* WHAT YOU ARE ASKED TO DO
From the material below, list every line containing "héroes".

··· PROVIDED RECORDS ···

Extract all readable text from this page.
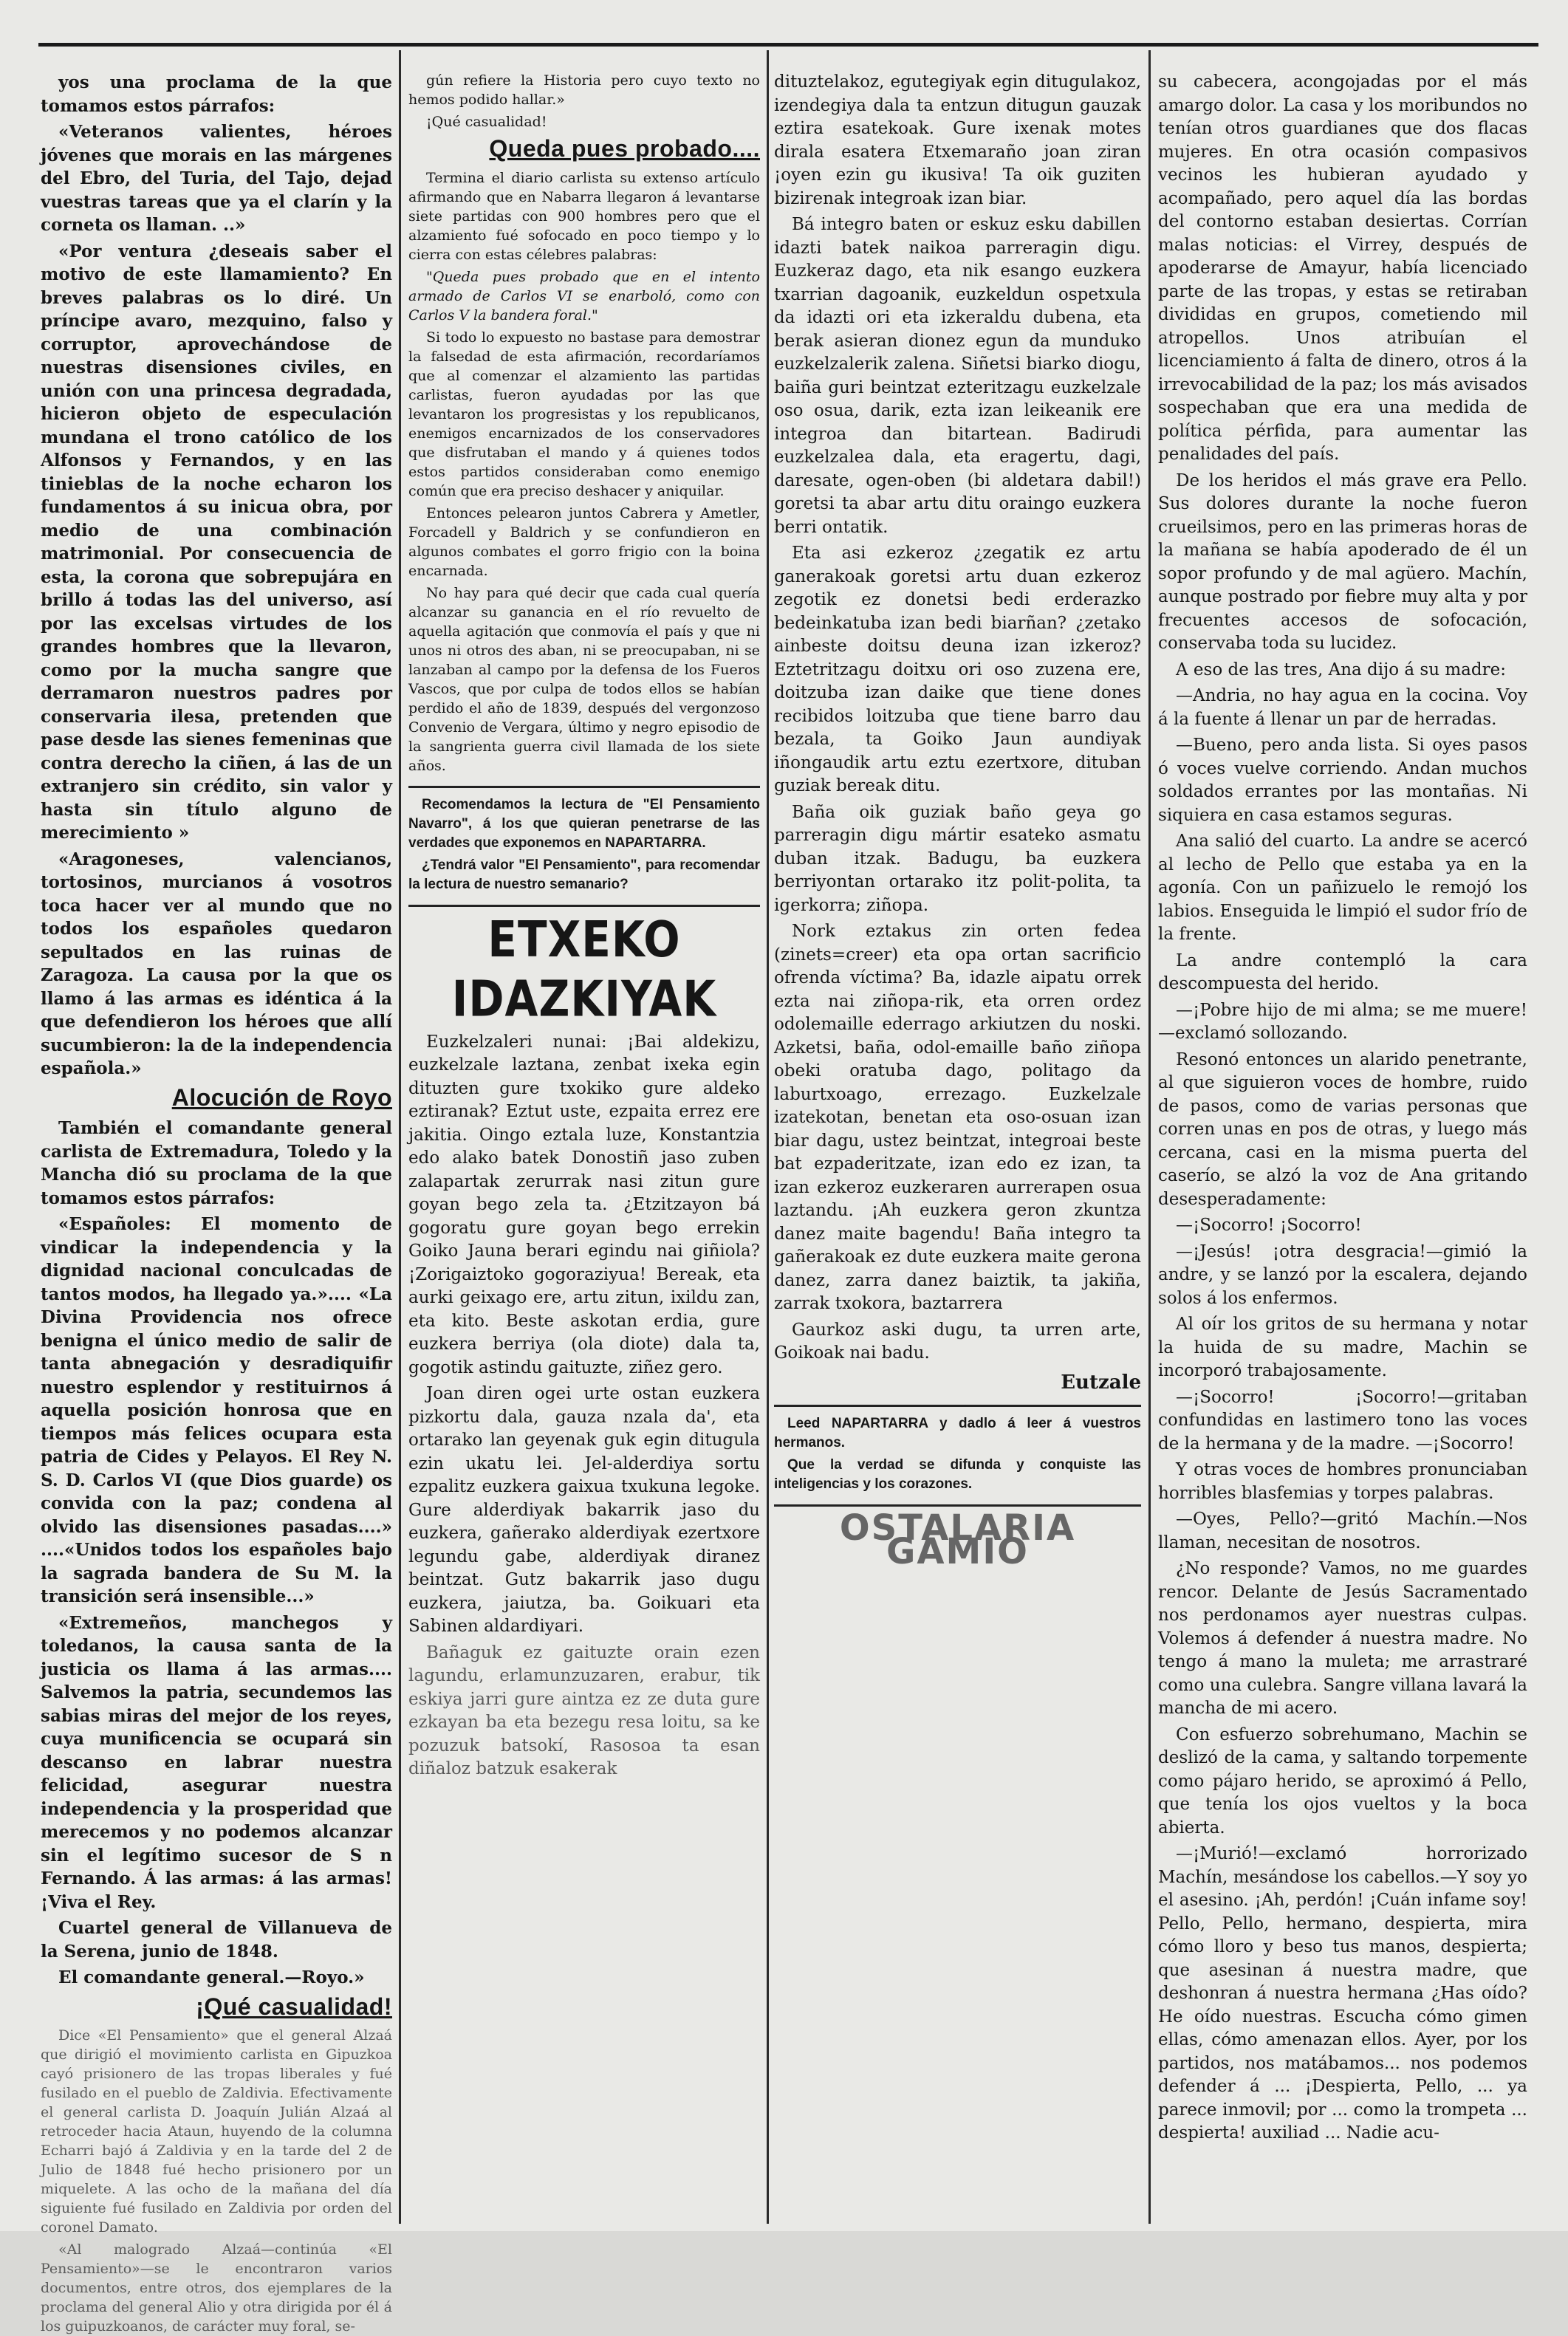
yos una proclama de la que tomamos estos párrafos:

«Veteranos valientes, héroes jóvenes que morais en las márgenes del Ebro, del Turia, del Tajo, dejad vuestras tareas que ya el clarín y la corneta os llaman. ..»

«Por ventura ¿deseais saber el motivo de este llamamiento? En breves palabras os lo diré. Un príncipe avaro, mezquino, falso y corruptor, aprovechándose de nuestras disensiones civiles, en unión con una princesa degradada, hicieron objeto de especulación mundana el trono católico de los Alfonsos y Fernandos, y en las tinieblas de la noche echaron los fundamentos á su inicua obra, por medio de una combinación matrimonial. Por consecuencia de esta, la corona que sobrepujára en brillo á todas las del universo, así por las excelsas virtudes de los grandes hombres que la llevaron, como por la mucha sangre que derramaron nuestros padres por conservaria ilesa, pretenden que pase desde las sienes femeninas que contra derecho la ciñen, á las de un extranjero sin crédito, sin valor y hasta sin título alguno de merecimiento »

«Aragoneses, valencianos, tortosinos, murcianos á vosotros toca hacer ver al mundo que no todos los españoles quedaron sepultados en las ruinas de Zaragoza. La causa por la que os llamo á las armas es idéntica á la que defendieron los héroes que allí sucumbieron: la de la independencia española.»

Alocución de Royo

También el comandante general carlista de Extremadura, Toledo y la Mancha dió su proclama de la que tomamos estos párrafos:

«Españoles: El momento de vindicar la independencia y la dignidad nacional conculcadas de tantos modos, ha llegado ya.».... «La Divina Providencia nos ofrece benigna el único medio de salir de tanta abnegación y desradiquifir nuestro esplendor y restituirnos á aquella posición honrosa que en tiempos más felices ocupara esta patria de Cides y Pelayos. El Rey N. S. D. Carlos VI (que Dios guarde) os convida con la paz; condena al olvido las disensiones pasadas....» ....«Unidos todos los españoles bajo la sagrada bandera de Su M. la transición será insensible...»

«Extremeños, manchegos y toledanos, la causa santa de la justicia os llama á las armas.... Salvemos la patria, secundemos las sabias miras del mejor de los reyes, cuya munificencia se ocupará sin descanso en labrar nuestra felicidad, asegurar nuestra independencia y la prosperidad que merecemos y no podemos alcanzar sin el legítimo sucesor de S n Fernando. Á las armas: á las armas! ¡Viva el Rey.

Cuartel general de Villanueva de la Serena, junio de 1848.

El comandante general.—Royo.»

¡Qué casualidad!

Dice «El Pensamiento» que el general Alzaá que dirigió el movimiento carlista en Gipuzkoa cayó prisionero de las tropas liberales y fué fusilado en el pueblo de Zaldivia. Efectivamente el general carlista D. Joaquín Julián Alzaá al retroceder hacia Ataun, huyendo de la columna Echarri bajó á Zaldivia y en la tarde del 2 de Julio de 1848 fué hecho prisionero por un miquelete. A las ocho de la mañana del día siguiente fué fusilado en Zaldivia por orden del coronel Damato.

«Al malogrado Alzaá—continúa «El Pensamiento»—se le encontraron varios documentos, entre otros, dos ejemplares de la proclama del general Alio y otra dirigida por él á los guipuzkoanos, de carácter muy foral, se-

gún refiere la Historia pero cuyo texto no hemos podido hallar.»

¡Qué casualidad!

Queda pues probado....

Termina el diario carlista su extenso artículo afirmando que en Nabarra llegaron á levantarse siete partidas con 900 hombres pero que el alzamiento fué sofocado en poco tiempo y lo cierra con estas célebres palabras:

"Queda pues probado que en el intento armado de Carlos VI se enarboló, como con Carlos V la bandera foral."

Si todo lo expuesto no bastase para demostrar la falsedad de esta afirmación, recordaríamos que al comenzar el alzamiento las partidas carlistas, fueron ayudadas por las que levantaron los progresistas y los republicanos, enemigos encarnizados de los conservadores que disfrutaban el mando y á quienes todos estos partidos consideraban como enemigo común que era preciso deshacer y aniquilar.

Entonces pelearon juntos Cabrera y Ametler, Forcadell y Baldrich y se confundieron en algunos combates el gorro frigio con la boina encarnada.

No hay para qué decir que cada cual quería alcanzar su ganancia en el río revuelto de aquella agitación que conmovía el país y que ni unos ni otros des aban, ni se preocupaban, ni se lanzaban al campo por la defensa de los Fueros Vascos, que por culpa de todos ellos se habían perdido el año de 1839, después del vergonzoso Convenio de Vergara, último y negro episodio de la sangrienta guerra civil llamada de los siete años.

Recomendamos la lectura de "El Pensamiento Navarro", á los que quieran penetrarse de las verdades que exponemos en NAPARTARRA.

¿Tendrá valor "El Pensamiento", para recomendar la lectura de nuestro semanario?

ETXEKO IDAZKIYAK

Euzkelzaleri nunai: ¡Bai aldekizu, euzkelzale laztana, zenbat ixeka egin dituzten gure txokiko gure aldeko eztiranak? Eztut uste, ezpaita errez ere jakitia. Oingo eztala luze, Konstantzia edo alako batek Donostiñ jaso zuben zalapartak zerurrak nasi zitun gure goyan bego zela ta. ¿Etzitzayon bá gogoratu gure goyan bego errekin Goiko Jauna berari egindu nai giñiola? ¡Zorigaiztoko gogoraziyua! Bereak, eta aurki geixago ere, artu zitun, ixildu zan, eta kito. Beste askotan erdia, gure euzkera berriya (ola diote) dala ta, gogotik astindu gaituzte, ziñez gero.

Joan diren ogei urte ostan euzkera pizkortu dala, gauza nzala da', eta ortarako lan geyenak guk egin ditugula ezin ukatu lei. Jel-alderdiya sortu ezpalitz euzkera gaixua txukuna legoke. Gure alderdiyak bakarrik jaso du euzkera, gañerako alderdiyak ezertxore legundu gabe, alderdiyak diranez beintzat. Gutz bakarrik jaso dugu euzkera, jaiutza, ba. Goikuari eta Sabinen aldardiyari.

Bañaguk ez gaituzte orain ezen lagundu, erlamunzuzaren, erabur, tik eskiya jarri gure aintza ez ze duta gure ezkayan ba eta bezegu resa loitu, sa ke pozuzuk batsokí, Rasosoa ta esan diñaloz batzuk esakerak

dituztelakoz, egutegiyak egin ditugulakoz, izendegiya dala ta entzun ditugun gauzak eztira esatekoak. Gure ixenak motes dirala esatera Etxemaraño joan ziran ¡oyen ezin gu ikusiva! Ta oik guziten bizirenak integroak izan biar.

Bá integro baten or eskuz esku dabillen idazti batek naikoa parreragin digu. Euzkeraz dago, eta nik esango euzkera txarrian dagoanik, euzkeldun ospetxula da idazti ori eta izkeraldu dubena, eta berak asieran dionez egun da munduko euzkelzalerik zalena. Siñetsi biarko diogu, baiña guri beintzat ezteritzagu euzkelzale oso osua, darik, ezta izan leikeanik ere integroa dan bitartean. Badirudi euzkelzalea dala, eta eragertu, dagi, daresate, ogen-oben (bi aldetara dabil!) goretsi ta abar artu ditu oraingo euzkera berri ontatik.

Eta asi ezkeroz ¿zegatik ez artu ganerakoak goretsi artu duan ezkeroz zegotik ez donetsi bedi erderazko bedeinkatuba izan bedi biarñan? ¿zetako ainbeste doitsu deuna izan izkeroz? Eztetritzagu doitxu ori oso zuzena ere, doitzuba izan daike que tiene dones recibidos loitzuba que tiene barro dau bezala, ta Goiko Jaun aundiyak iñongaudik artu eztu ezertxore, dituban guziak bereak ditu.

Baña oik guziak baño geya go parreragin digu mártir esateko asmatu duban itzak. Badugu, ba euzkera berriyontan ortarako itz polit-polita, ta igerkorra; ziñopa.

Nork eztakus zin orten fedea (zinets=creer) eta opa ortan sacrificio ofrenda víctima? Ba, idazle aipatu orrek ezta nai ziñopa-rik, eta orren ordez odolemaille ederrago arkiutzen du noski. Azketsi, baña, odol-emaille baño ziñopa obeki oratuba dago, politago da laburtxoago, errezago. Euzkelzale izatekotan, benetan eta oso-osuan izan biar dagu, ustez beintzat, integroai beste bat ezpaderitzate, izan edo ez izan, ta izan ezkeroz euzkeraren aurrerapen osua laztandu. ¡Ah euzkera geron zkuntza danez maite bagendu! Baña integro ta gañerakoak ez dute euzkera maite gerona danez, zarra danez baiztik, ta jakiña, zarrak txokora, baztarrera

Gaurkoz aski dugu, ta urren arte, Goikoak nai badu.

Eutzale

Leed NAPARTARRA y dadlo á leer á vuestros hermanos.

Que la verdad se difunda y conquiste las inteligencias y los corazones.

OSTALARIA GAMIO

su cabecera, acongojadas por el más amargo dolor. La casa y los moribundos no tenían otros guardianes que dos flacas mujeres. En otra ocasión compasivos vecinos les hubieran ayudado y acompañado, pero aquel día las bordas del contorno estaban desiertas. Corrían malas noticias: el Virrey, después de apoderarse de Amayur, había licenciado parte de las tropas, y estas se retiraban divididas en grupos, cometiendo mil atropellos. Unos atribuían el licenciamiento á falta de dinero, otros á la irrevocabilidad de la paz; los más avisados sospechaban que era una medida de política pérfida, para aumentar las penalidades del país.

De los heridos el más grave era Pello. Sus dolores durante la noche fueron crueilsimos, pero en las primeras horas de la mañana se había apoderado de él un sopor profundo y de mal agüero. Machín, aunque postrado por fiebre muy alta y por frecuentes accesos de sofocación, conservaba toda su lucidez.

A eso de las tres, Ana dijo á su madre:

—Andria, no hay agua en la cocina. Voy á la fuente á llenar un par de herradas.

—Bueno, pero anda lista. Si oyes pasos ó voces vuelve corriendo. Andan muchos soldados errantes por las montañas. Ni siquiera en casa estamos seguras.

Ana salió del cuarto. La andre se acercó al lecho de Pello que estaba ya en la agonía. Con un pañizuelo le remojó los labios. Enseguida le limpió el sudor frío de la frente.

La andre contempló la cara descompuesta del herido.

—¡Pobre hijo de mi alma; se me muere!—exclamó sollozando.

Resonó entonces un alarido penetrante, al que siguieron voces de hombre, ruido de pasos, como de varias personas que corren unas en pos de otras, y luego más cercana, casi en la misma puerta del caserío, se alzó la voz de Ana gritando desesperadamente:

—¡Socorro! ¡Socorro!

—¡Jesús! ¡otra desgracia!—gimió la andre, y se lanzó por la escalera, dejando solos á los enfermos.

Al oír los gritos de su hermana y notar la huida de su madre, Machin se incorporó trabajosamente.

—¡Socorro! ¡Socorro!—gritaban confundidas en lastimero tono las voces de la hermana y de la madre. —¡Socorro!

Y otras voces de hombres pronunciaban horribles blasfemias y torpes palabras.

—Oyes, Pello?—gritó Machín.—Nos llaman, necesitan de nosotros.

¿No responde? Vamos, no me guardes rencor. Delante de Jesús Sacramentado nos perdonamos ayer nuestras culpas. Volemos á defender á nuestra madre. No tengo á mano la muleta; me arrastraré como una culebra. Sangre villana lavará la mancha de mi acero.

Con esfuerzo sobrehumano, Machin se deslizó de la cama, y saltando torpemente como pájaro herido, se aproximó á Pello, que tenía los ojos vueltos y la boca abierta.

—¡Murió!—exclamó horrorizado Machín, mesándose los cabellos.—Y soy yo el asesino. ¡Ah, perdón! ¡Cuán infame soy! Pello, Pello, hermano, despierta, mira cómo lloro y beso tus manos, despierta; que asesinan á nuestra madre, que deshonran á nuestra hermana ¿Has oído? He oído nuestras. Escucha cómo gimen ellas, cómo amenazan ellos. Ayer, por los partidos, nos matábamos... nos podemos defender á ... ¡Despierta, Pello, ... ya parece inmovil; por ... como la trompeta ... despierta! auxiliad ... Nadie acu-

···

* EXPECTED ANSWER
«Veteranos valientes, héroes jóvenes que morais en las márgenes del Ebro, del Turia, del Tajo, dejad vuestras tareas que ya el clarín y la corneta os llaman. ..»
«Aragoneses, valencianos, tortosinos, murcianos á vosotros toca hacer ver al mundo que no todos los españoles quedaron sepultados en las ruinas de Zaragoza. La causa por la que os llamo á las armas es idéntica á la que defendieron los héroes que allí sucumbieron: la de la independencia española.»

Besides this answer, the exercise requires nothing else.